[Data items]
■ ■ ■ ■ ■

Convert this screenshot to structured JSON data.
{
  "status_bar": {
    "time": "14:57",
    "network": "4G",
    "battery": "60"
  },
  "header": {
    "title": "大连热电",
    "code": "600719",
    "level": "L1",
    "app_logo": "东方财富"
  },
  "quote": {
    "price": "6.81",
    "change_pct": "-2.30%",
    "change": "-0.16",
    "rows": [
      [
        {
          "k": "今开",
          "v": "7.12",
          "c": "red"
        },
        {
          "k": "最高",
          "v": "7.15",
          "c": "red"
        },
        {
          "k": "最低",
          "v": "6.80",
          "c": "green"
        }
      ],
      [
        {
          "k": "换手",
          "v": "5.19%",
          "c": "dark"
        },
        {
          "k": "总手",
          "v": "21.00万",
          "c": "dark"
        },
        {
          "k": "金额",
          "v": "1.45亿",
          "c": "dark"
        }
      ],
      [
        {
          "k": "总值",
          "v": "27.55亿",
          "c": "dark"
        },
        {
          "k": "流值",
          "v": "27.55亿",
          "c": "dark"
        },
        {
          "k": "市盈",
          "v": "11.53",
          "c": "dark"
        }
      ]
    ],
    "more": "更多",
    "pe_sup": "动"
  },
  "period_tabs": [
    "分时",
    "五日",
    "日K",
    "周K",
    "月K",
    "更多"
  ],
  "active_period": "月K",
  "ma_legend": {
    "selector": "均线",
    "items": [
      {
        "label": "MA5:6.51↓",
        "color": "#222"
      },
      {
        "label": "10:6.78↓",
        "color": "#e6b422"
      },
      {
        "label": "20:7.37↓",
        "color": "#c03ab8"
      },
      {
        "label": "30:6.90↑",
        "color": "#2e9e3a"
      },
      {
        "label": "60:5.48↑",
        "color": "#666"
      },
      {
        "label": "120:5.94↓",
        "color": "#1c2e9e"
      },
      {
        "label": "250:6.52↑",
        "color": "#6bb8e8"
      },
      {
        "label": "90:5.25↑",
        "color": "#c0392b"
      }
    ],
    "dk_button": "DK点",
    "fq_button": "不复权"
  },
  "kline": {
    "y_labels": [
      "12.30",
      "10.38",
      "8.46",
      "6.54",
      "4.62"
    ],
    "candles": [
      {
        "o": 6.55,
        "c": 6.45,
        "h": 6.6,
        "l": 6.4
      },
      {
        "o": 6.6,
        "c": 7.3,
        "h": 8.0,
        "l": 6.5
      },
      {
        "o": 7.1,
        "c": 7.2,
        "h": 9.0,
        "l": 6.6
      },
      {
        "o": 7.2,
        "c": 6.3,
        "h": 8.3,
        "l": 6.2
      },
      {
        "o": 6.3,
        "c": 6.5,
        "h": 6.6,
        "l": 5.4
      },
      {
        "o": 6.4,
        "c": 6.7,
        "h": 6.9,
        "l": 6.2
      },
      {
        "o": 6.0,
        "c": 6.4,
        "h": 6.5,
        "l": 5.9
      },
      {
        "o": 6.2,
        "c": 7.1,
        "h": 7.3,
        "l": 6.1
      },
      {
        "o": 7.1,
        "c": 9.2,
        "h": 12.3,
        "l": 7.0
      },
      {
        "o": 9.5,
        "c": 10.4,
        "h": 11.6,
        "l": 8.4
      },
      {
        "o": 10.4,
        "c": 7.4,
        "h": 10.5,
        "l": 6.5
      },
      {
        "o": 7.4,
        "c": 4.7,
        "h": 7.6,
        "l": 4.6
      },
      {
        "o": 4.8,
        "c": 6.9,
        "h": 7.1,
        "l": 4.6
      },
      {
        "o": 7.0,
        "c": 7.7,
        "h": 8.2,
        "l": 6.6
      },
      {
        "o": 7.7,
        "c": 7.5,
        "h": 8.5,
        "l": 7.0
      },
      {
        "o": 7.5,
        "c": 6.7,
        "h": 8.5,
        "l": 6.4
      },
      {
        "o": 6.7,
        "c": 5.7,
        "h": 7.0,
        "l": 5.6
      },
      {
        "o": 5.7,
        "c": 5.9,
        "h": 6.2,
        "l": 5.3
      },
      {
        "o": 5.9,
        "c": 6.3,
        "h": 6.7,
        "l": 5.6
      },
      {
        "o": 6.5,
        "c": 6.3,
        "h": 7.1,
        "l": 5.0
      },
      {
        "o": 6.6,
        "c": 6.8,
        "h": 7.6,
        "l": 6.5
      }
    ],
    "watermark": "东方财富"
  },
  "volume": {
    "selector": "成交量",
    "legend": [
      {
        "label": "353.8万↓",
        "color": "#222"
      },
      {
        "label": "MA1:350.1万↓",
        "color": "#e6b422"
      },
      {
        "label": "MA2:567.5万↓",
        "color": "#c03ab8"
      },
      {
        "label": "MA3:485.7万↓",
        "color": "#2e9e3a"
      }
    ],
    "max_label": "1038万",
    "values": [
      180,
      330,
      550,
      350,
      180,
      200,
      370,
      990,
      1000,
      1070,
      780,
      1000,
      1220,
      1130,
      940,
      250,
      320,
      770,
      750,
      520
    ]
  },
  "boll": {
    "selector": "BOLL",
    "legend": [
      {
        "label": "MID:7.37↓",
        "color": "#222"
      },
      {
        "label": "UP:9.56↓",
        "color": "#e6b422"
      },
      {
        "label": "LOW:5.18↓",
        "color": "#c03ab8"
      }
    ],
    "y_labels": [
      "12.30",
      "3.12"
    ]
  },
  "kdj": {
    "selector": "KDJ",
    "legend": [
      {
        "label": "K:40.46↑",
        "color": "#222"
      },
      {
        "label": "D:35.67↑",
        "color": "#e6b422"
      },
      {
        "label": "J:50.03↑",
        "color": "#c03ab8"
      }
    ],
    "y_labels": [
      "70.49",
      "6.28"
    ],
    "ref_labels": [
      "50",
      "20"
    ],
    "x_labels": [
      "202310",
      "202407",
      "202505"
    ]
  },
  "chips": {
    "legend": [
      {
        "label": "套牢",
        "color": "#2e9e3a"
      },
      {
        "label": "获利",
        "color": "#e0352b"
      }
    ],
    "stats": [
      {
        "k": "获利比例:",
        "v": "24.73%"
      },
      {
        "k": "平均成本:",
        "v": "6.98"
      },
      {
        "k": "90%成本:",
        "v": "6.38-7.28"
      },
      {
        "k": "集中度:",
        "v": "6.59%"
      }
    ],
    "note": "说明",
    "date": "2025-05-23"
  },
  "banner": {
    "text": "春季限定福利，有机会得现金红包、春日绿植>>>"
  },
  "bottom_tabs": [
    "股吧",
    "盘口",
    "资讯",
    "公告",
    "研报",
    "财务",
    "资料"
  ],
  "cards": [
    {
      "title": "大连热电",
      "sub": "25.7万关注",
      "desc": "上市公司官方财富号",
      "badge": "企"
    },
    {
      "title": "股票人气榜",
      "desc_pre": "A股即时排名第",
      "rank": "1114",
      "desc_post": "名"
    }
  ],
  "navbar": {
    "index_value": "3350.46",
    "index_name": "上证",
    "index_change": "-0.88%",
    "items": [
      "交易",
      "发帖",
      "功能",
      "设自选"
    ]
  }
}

■ ■ ■ ■ ■

• **AIM OF THE TASK**
Write the whole listing out again. Keep every line exactly as it is.

• **TASK RESPONSE**
Convert this screenshot to structured JSON data.
{
  "status_bar": {
    "time": "14:57",
    "network": "4G",
    "battery": "60"
  },
  "header": {
    "title": "大连热电",
    "code": "600719",
    "level": "L1",
    "app_logo": "东方财富"
  },
  "quote": {
    "price": "6.81",
    "change_pct": "-2.30%",
    "change": "-0.16",
    "rows": [
      [
        {
          "k": "今开",
          "v": "7.12",
          "c": "red"
        },
        {
          "k": "最高",
          "v": "7.15",
          "c": "red"
        },
        {
          "k": "最低",
          "v": "6.80",
          "c": "green"
        }
      ],
      [
        {
          "k": "换手",
          "v": "5.19%",
          "c": "dark"
        },
        {
          "k": "总手",
          "v": "21.00万",
          "c": "dark"
        },
        {
          "k": "金额",
          "v": "1.45亿",
          "c": "dark"
        }
      ],
      [
        {
          "k": "总值",
          "v": "27.55亿",
          "c": "dark"
        },
        {
          "k": "流值",
          "v": "27.55亿",
          "c": "dark"
        },
        {
          "k": "市盈",
          "v": "11.53",
          "c": "dark"
        }
      ]
    ],
    "more": "更多",
    "pe_sup": "动"
  },
  "period_tabs": [
    "分时",
    "五日",
    "日K",
    "周K",
    "月K",
    "更多"
  ],
  "active_period": "月K",
  "ma_legend": {
    "selector": "均线",
    "items": [
      {
        "label": "MA5:6.51↓",
        "color": "#222"
      },
      {
        "label": "10:6.78↓",
        "color": "#e6b422"
      },
      {
        "label": "20:7.37↓",
        "color": "#c03ab8"
      },
      {
        "label": "30:6.90↑",
        "color": "#2e9e3a"
      },
      {
        "label": "60:5.48↑",
        "color": "#666"
      },
      {
        "label": "120:5.94↓",
        "color": "#1c2e9e"
      },
      {
        "label": "250:6.52↑",
        "color": "#6bb8e8"
      },
      {
        "label": "90:5.25↑",
        "color": "#c0392b"
      }
    ],
    "dk_button": "DK点",
    "fq_button": "不复权"
  },
  "kline": {
    "y_labels": [
      "12.30",
      "10.38",
      "8.46",
      "6.54",
      "4.62"
    ],
    "candles": [
      {
        "o": 6.55,
        "c": 6.45,
        "h": 6.6,
        "l": 6.4
      },
      {
        "o": 6.6,
        "c": 7.3,
        "h": 8.0,
        "l": 6.5
      },
      {
        "o": 7.1,
        "c": 7.2,
        "h": 9.0,
        "l": 6.6
      },
      {
        "o": 7.2,
        "c": 6.3,
        "h": 8.3,
        "l": 6.2
      },
      {
        "o": 6.3,
        "c": 6.5,
        "h": 6.6,
        "l": 5.4
      },
      {
        "o": 6.4,
        "c": 6.7,
        "h": 6.9,
        "l": 6.2
      },
      {
        "o": 6.0,
        "c": 6.4,
        "h": 6.5,
        "l": 5.9
      },
      {
        "o": 6.2,
        "c": 7.1,
        "h": 7.3,
        "l": 6.1
      },
      {
        "o": 7.1,
        "c": 9.2,
        "h": 12.3,
        "l": 7.0
      },
      {
        "o": 9.5,
        "c": 10.4,
        "h": 11.6,
        "l": 8.4
      },
      {
        "o": 10.4,
        "c": 7.4,
        "h": 10.5,
        "l": 6.5
      },
      {
        "o": 7.4,
        "c": 4.7,
        "h": 7.6,
        "l": 4.6
      },
      {
        "o": 4.8,
        "c": 6.9,
        "h": 7.1,
        "l": 4.6
      },
      {
        "o": 7.0,
        "c": 7.7,
        "h": 8.2,
        "l": 6.6
      },
      {
        "o": 7.7,
        "c": 7.5,
        "h": 8.5,
        "l": 7.0
      },
      {
        "o": 7.5,
        "c": 6.7,
        "h": 8.5,
        "l": 6.4
      },
      {
        "o": 6.7,
        "c": 5.7,
        "h": 7.0,
        "l": 5.6
      },
      {
        "o": 5.7,
        "c": 5.9,
        "h": 6.2,
        "l": 5.3
      },
      {
        "o": 5.9,
        "c": 6.3,
        "h": 6.7,
        "l": 5.6
      },
      {
        "o": 6.5,
        "c": 6.3,
        "h": 7.1,
        "l": 5.0
      },
      {
        "o": 6.6,
        "c": 6.8,
        "h": 7.6,
        "l": 6.5
      }
    ],
    "watermark": "东方财富"
  },
  "volume": {
    "selector": "成交量",
    "legend": [
      {
        "label": "353.8万↓",
        "color": "#222"
      },
      {
        "label": "MA1:350.1万↓",
        "color": "#e6b422"
      },
      {
        "label": "MA2:567.5万↓",
        "color": "#c03ab8"
      },
      {
        "label": "MA3:485.7万↓",
        "color": "#2e9e3a"
      }
    ],
    "max_label": "1038万",
    "values": [
      180,
      330,
      550,
      350,
      180,
      200,
      370,
      990,
      1000,
      1070,
      780,
      1000,
      1220,
      1130,
      940,
      250,
      320,
      770,
      750,
      520
    ]
  },
  "boll": {
    "selector": "BOLL",
    "legend": [
      {
        "label": "MID:7.37↓",
        "color": "#222"
      },
      {
        "label": "UP:9.56↓",
        "color": "#e6b422"
      },
      {
        "label": "LOW:5.18↓",
        "color": "#c03ab8"
      }
    ],
    "y_labels": [
      "12.30",
      "3.12"
    ]
  },
  "kdj": {
    "selector": "KDJ",
    "legend": [
      {
        "label": "K:40.46↑",
        "color": "#222"
      },
      {
        "label": "D:35.67↑",
        "color": "#e6b422"
      },
      {
        "label": "J:50.03↑",
        "color": "#c03ab8"
      }
    ],
    "y_labels": [
      "70.49",
      "6.28"
    ],
    "ref_labels": [
      "50",
      "20"
    ],
    "x_labels": [
      "202310",
      "202407",
      "202505"
    ]
  },
  "chips": {
    "legend": [
      {
        "label": "套牢",
        "color": "#2e9e3a"
      },
      {
        "label": "获利",
        "color": "#e0352b"
      }
    ],
    "stats": [
      {
        "k": "获利比例:",
        "v": "24.73%"
      },
      {
        "k": "平均成本:",
        "v": "6.98"
      },
      {
        "k": "90%成本:",
        "v": "6.38-7.28"
      },
      {
        "k": "集中度:",
        "v": "6.59%"
      }
    ],
    "note": "说明",
    "date": "2025-05-23"
  },
  "banner": {
    "text": "春季限定福利，有机会得现金红包、春日绿植>>>"
  },
  "bottom_tabs": [
    "股吧",
    "盘口",
    "资讯",
    "公告",
    "研报",
    "财务",
    "资料"
  ],
  "cards": [
    {
      "title": "大连热电",
      "sub": "25.7万关注",
      "desc": "上市公司官方财富号",
      "badge": "企"
    },
    {
      "title": "股票人气榜",
      "desc_pre": "A股即时排名第",
      "rank": "1114",
      "desc_post": "名"
    }
  ],
  "navbar": {
    "index_value": "3350.46",
    "index_name": "上证",
    "index_change": "-0.88%",
    "items": [
      "交易",
      "发帖",
      "功能",
      "设自选"
    ]
  }
}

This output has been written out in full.